--- SUPPLIED ENTRIES ---

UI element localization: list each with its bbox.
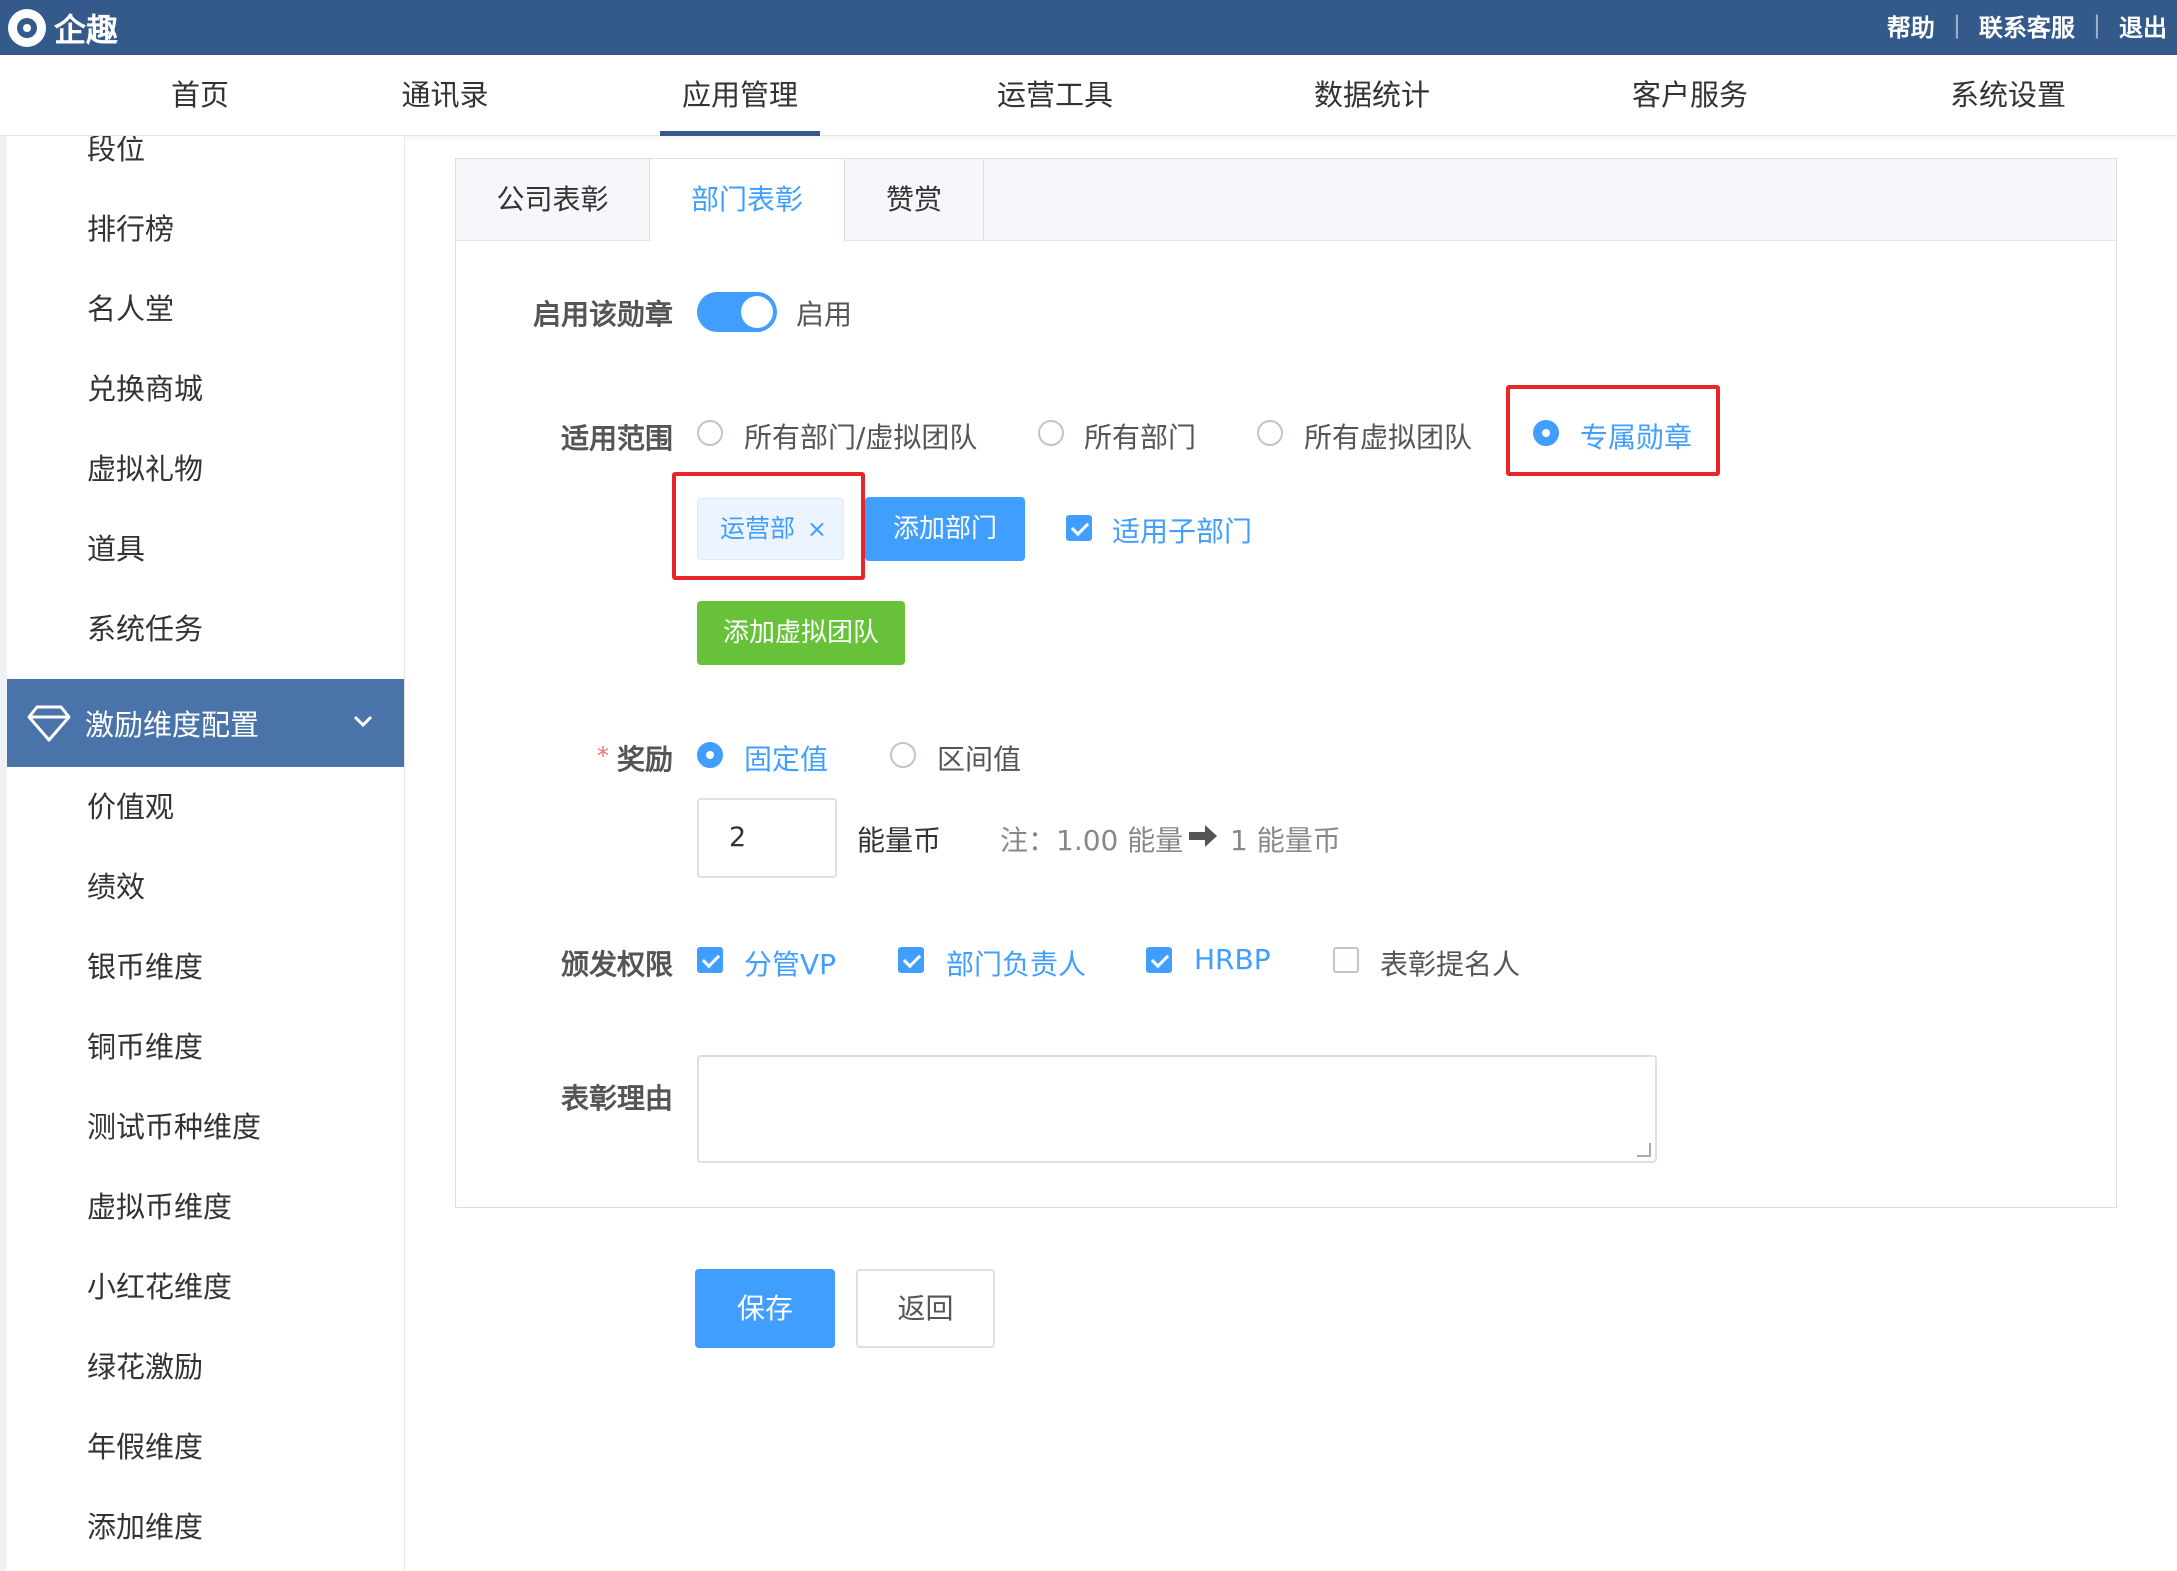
tab-bar: 公司表彰 部门表彰 赞赏 bbox=[456, 159, 2116, 242]
logout-link[interactable]: 退出 bbox=[2119, 8, 2167, 43]
scope-option-exclusive-label[interactable]: 专属勋章 bbox=[1580, 416, 1692, 456]
sidebar-item-virtual-gift[interactable]: 虚拟礼物 bbox=[87, 444, 203, 494]
scope-option-all-departments-label[interactable]: 所有部门 bbox=[1084, 416, 1196, 456]
sidebar-item-test-currency[interactable]: 测试币种维度 bbox=[87, 1102, 261, 1152]
top-bar: 企趣 帮助 | 联系客服 | 退出 bbox=[0, 0, 2177, 55]
scope-option-all-virtual-teams-label[interactable]: 所有虚拟团队 bbox=[1304, 416, 1472, 456]
add-virtual-team-button[interactable]: 添加虚拟团队 bbox=[697, 601, 905, 665]
reason-textarea[interactable] bbox=[697, 1055, 1657, 1163]
nav-home[interactable]: 首页 bbox=[150, 55, 250, 136]
scope-option-all-label[interactable]: 所有部门/虚拟团队 bbox=[744, 416, 977, 456]
reward-option-fixed-label[interactable]: 固定值 bbox=[744, 738, 828, 778]
permission-label: 颁发权限 bbox=[560, 948, 673, 981]
scope-radio-all-virtual-teams[interactable] bbox=[1257, 420, 1283, 446]
logo-icon bbox=[8, 9, 46, 47]
sidebar-group-label: 激励维度配置 bbox=[85, 708, 260, 742]
nav-system-settings[interactable]: 系统设置 bbox=[1928, 55, 2088, 136]
reason-label: 表彰理由 bbox=[560, 1082, 673, 1115]
sidebar-item-rank-level[interactable]: 段位 bbox=[87, 136, 145, 174]
permission-checkbox-vp[interactable] bbox=[697, 947, 723, 973]
sidebar-group-incentive-config[interactable]: 激励维度配置 bbox=[7, 679, 404, 767]
sidebar-item-leaderboard[interactable]: 排行榜 bbox=[87, 204, 174, 254]
contact-support-link[interactable]: 联系客服 bbox=[1979, 8, 2075, 43]
permission-checkbox-nominator[interactable] bbox=[1333, 947, 1359, 973]
sidebar-item-silver-coin[interactable]: 银币维度 bbox=[87, 942, 203, 992]
tab-department-commendation[interactable]: 部门表彰 bbox=[650, 159, 845, 242]
sidebar-item-annual-leave[interactable]: 年假维度 bbox=[87, 1422, 203, 1472]
sidebar-item-props[interactable]: 道具 bbox=[87, 524, 145, 574]
reward-value-input[interactable]: 2 bbox=[697, 798, 837, 878]
department-tag-label: 运营部 bbox=[720, 514, 796, 543]
tab-appreciation[interactable]: 赞赏 bbox=[845, 159, 984, 241]
reward-option-range-label[interactable]: 区间值 bbox=[937, 738, 1021, 778]
separator: | bbox=[2092, 11, 2101, 39]
chevron-down-icon bbox=[353, 715, 373, 728]
scope-radio-all[interactable] bbox=[697, 420, 723, 446]
sidebar: 段位 排行榜 名人堂 兑换商城 虚拟礼物 道具 系统任务 激励维度配置 价值观 … bbox=[0, 136, 405, 1571]
sidebar-item-system-tasks[interactable]: 系统任务 bbox=[87, 604, 203, 654]
enable-switch-text: 启用 bbox=[796, 298, 853, 331]
nav-operation-tools[interactable]: 运营工具 bbox=[975, 55, 1135, 136]
brand-name: 企趣 bbox=[54, 11, 119, 49]
sidebar-item-hall-of-fame[interactable]: 名人堂 bbox=[87, 284, 174, 334]
conversion-note-suffix: 1 能量币 bbox=[1230, 824, 1341, 857]
enable-label: 启用该勋章 bbox=[532, 298, 673, 331]
separator: | bbox=[1952, 11, 1961, 39]
close-icon[interactable]: × bbox=[807, 499, 827, 559]
sidebar-item-virtual-currency[interactable]: 虚拟币维度 bbox=[87, 1182, 232, 1232]
reward-radio-fixed[interactable] bbox=[697, 742, 723, 768]
sidebar-item-exchange-mall[interactable]: 兑换商城 bbox=[87, 364, 203, 414]
nav-app-management[interactable]: 应用管理 bbox=[660, 55, 820, 136]
permission-nominator-label[interactable]: 表彰提名人 bbox=[1380, 943, 1520, 983]
add-department-button[interactable]: 添加部门 bbox=[865, 497, 1025, 561]
nav-contacts[interactable]: 通讯录 bbox=[395, 55, 495, 136]
sidebar-item-copper-coin[interactable]: 铜币维度 bbox=[87, 1022, 203, 1072]
help-link[interactable]: 帮助 bbox=[1887, 8, 1935, 43]
reward-label: 奖励 bbox=[616, 743, 673, 776]
logo[interactable]: 企趣 bbox=[8, 8, 119, 49]
permission-checkbox-dept-head[interactable] bbox=[898, 947, 924, 973]
sidebar-item-green-flower[interactable]: 绿花激励 bbox=[87, 1342, 203, 1392]
sub-department-checkbox[interactable] bbox=[1066, 515, 1092, 541]
save-button[interactable]: 保存 bbox=[695, 1269, 835, 1348]
top-links: 帮助 | 联系客服 | 退出 bbox=[1887, 0, 2167, 50]
arrow-right-icon bbox=[1189, 825, 1217, 847]
sidebar-item-red-flower[interactable]: 小红花维度 bbox=[87, 1262, 232, 1312]
enable-switch[interactable] bbox=[697, 292, 777, 332]
sub-department-label[interactable]: 适用子部门 bbox=[1112, 510, 1252, 550]
scope-label: 适用范围 bbox=[560, 422, 673, 455]
sidebar-item-performance[interactable]: 绩效 bbox=[87, 862, 145, 912]
nav-data-statistics[interactable]: 数据统计 bbox=[1292, 55, 1452, 136]
permission-dept-head-label[interactable]: 部门负责人 bbox=[946, 943, 1086, 983]
reward-radio-range[interactable] bbox=[890, 742, 916, 768]
main-nav: 首页 通讯录 应用管理 运营工具 数据统计 客户服务 系统设置 bbox=[0, 55, 2177, 136]
back-button[interactable]: 返回 bbox=[856, 1269, 995, 1348]
scope-radio-exclusive[interactable] bbox=[1533, 420, 1559, 446]
diamond-icon bbox=[27, 705, 71, 742]
permission-checkbox-hrbp[interactable] bbox=[1146, 947, 1172, 973]
sidebar-item-add-dimension[interactable]: 添加维度 bbox=[87, 1502, 203, 1552]
permission-hrbp-label[interactable]: HRBP bbox=[1194, 943, 1271, 976]
nav-customer-service[interactable]: 客户服务 bbox=[1610, 55, 1770, 136]
department-tag: 运营部 × bbox=[697, 498, 844, 560]
conversion-note-prefix: 注：1.00 能量 bbox=[1000, 824, 1184, 857]
scope-radio-all-departments[interactable] bbox=[1038, 420, 1064, 446]
tab-company-commendation[interactable]: 公司表彰 bbox=[456, 159, 650, 241]
reward-unit: 能量币 bbox=[857, 824, 942, 857]
permission-vp-label[interactable]: 分管VP bbox=[744, 943, 836, 983]
sidebar-item-values[interactable]: 价值观 bbox=[87, 782, 174, 832]
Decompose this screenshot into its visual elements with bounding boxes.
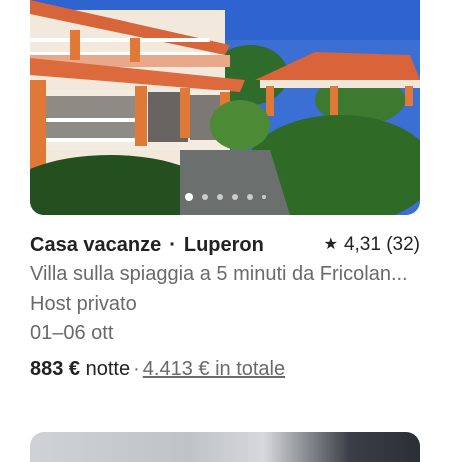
listing-photo[interactable] — [30, 0, 420, 215]
carousel-dot-6[interactable] — [261, 195, 266, 199]
listing-rating: ★ 4,31 (32) — [324, 233, 420, 257]
listing-card[interactable]: Casa vacanze · Luperon ★ 4,31 (32) Villa s… — [30, 0, 420, 380]
price-unit: notte — [85, 358, 131, 380]
star-icon: ★ — [323, 236, 338, 253]
price-total-link[interactable]: 4.413 € in totale — [143, 358, 285, 380]
rating-value: 4,31 (32) — [343, 234, 420, 255]
listing-price-row: 883 € notte · 4.413 € in totale — [30, 357, 420, 381]
price-separator: · — [133, 358, 140, 380]
carousel-dot-4[interactable] — [231, 194, 238, 200]
carousel-dot-3[interactable] — [216, 194, 223, 200]
carousel-dot-2[interactable] — [201, 194, 208, 200]
villa-photo-image — [30, 0, 420, 215]
carousel-dot-1[interactable] — [184, 193, 193, 201]
listing-host: Host privato — [30, 293, 137, 315]
title-separator: · — [169, 234, 176, 256]
listing-dates: 01–06 ott — [30, 322, 114, 344]
next-listing-photo[interactable] — [30, 432, 420, 462]
listing-location: Luperon — [183, 234, 264, 256]
carousel-dots — [30, 193, 420, 201]
listing-title: Casa vacanze · Luperon — [30, 233, 264, 257]
listing-type: Casa vacanze — [30, 234, 162, 256]
carousel-dot-5[interactable] — [246, 194, 253, 200]
price-per-night: 883 € — [30, 358, 81, 380]
listing-title-row: Casa vacanze · Luperon ★ 4,31 (32) — [30, 233, 420, 257]
listing-description: Villa sulla spiaggia a 5 minuti da Frico… — [30, 263, 408, 285]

---

■ **DESCRIPTION OF THE TASK**: Can you return, unchanged, the lines of the material from the one containing "tab-bar: 公司表彰 部门表彰" through the one containing "tab-appreciation[interactable]: 赞赏 bbox=[845, 159, 984, 241]", including both of those lines?

■ **RESPONSE BELOW**:
tab-bar: 公司表彰 部门表彰 赞赏 bbox=[456, 159, 2116, 242]
logout-link[interactable]: 退出 bbox=[2119, 8, 2167, 43]
scope-option-exclusive-label[interactable]: 专属勋章 bbox=[1580, 416, 1692, 456]
sidebar-item-virtual-gift[interactable]: 虚拟礼物 bbox=[87, 444, 203, 494]
scope-option-all-departments-label[interactable]: 所有部门 bbox=[1084, 416, 1196, 456]
sidebar-item-test-currency[interactable]: 测试币种维度 bbox=[87, 1102, 261, 1152]
top-bar: 企趣 帮助 | 联系客服 | 退出 bbox=[0, 0, 2177, 55]
scope-option-all-virtual-teams-label[interactable]: 所有虚拟团队 bbox=[1304, 416, 1472, 456]
add-virtual-team-button[interactable]: 添加虚拟团队 bbox=[697, 601, 905, 665]
reason-textarea[interactable] bbox=[697, 1055, 1657, 1163]
nav-home[interactable]: 首页 bbox=[150, 55, 250, 136]
scope-option-all-label[interactable]: 所有部门/虚拟团队 bbox=[744, 416, 977, 456]
reward-option-fixed-label[interactable]: 固定值 bbox=[744, 738, 828, 778]
permission-label: 颁发权限 bbox=[560, 948, 673, 981]
scope-radio-all-virtual-teams[interactable] bbox=[1257, 420, 1283, 446]
logo-icon bbox=[8, 9, 46, 47]
sidebar-group-label: 激励维度配置 bbox=[85, 708, 260, 742]
nav-system-settings[interactable]: 系统设置 bbox=[1928, 55, 2088, 136]
reason-label: 表彰理由 bbox=[560, 1082, 673, 1115]
sidebar-item-rank-level[interactable]: 段位 bbox=[87, 136, 145, 174]
permission-checkbox-vp[interactable] bbox=[697, 947, 723, 973]
sidebar-group-incentive-config[interactable]: 激励维度配置 bbox=[7, 679, 404, 767]
sidebar-item-leaderboard[interactable]: 排行榜 bbox=[87, 204, 174, 254]
contact-support-link[interactable]: 联系客服 bbox=[1979, 8, 2075, 43]
permission-checkbox-nominator[interactable] bbox=[1333, 947, 1359, 973]
sidebar-item-silver-coin[interactable]: 银币维度 bbox=[87, 942, 203, 992]
tab-department-commendation[interactable]: 部门表彰 bbox=[650, 159, 845, 242]
sidebar-item-annual-leave[interactable]: 年假维度 bbox=[87, 1422, 203, 1472]
sidebar-item-props[interactable]: 道具 bbox=[87, 524, 145, 574]
reward-value-input[interactable]: 2 bbox=[697, 798, 837, 878]
department-tag-label: 运营部 bbox=[720, 514, 796, 543]
tab-appreciation[interactable]: 赞赏 bbox=[845, 159, 984, 241]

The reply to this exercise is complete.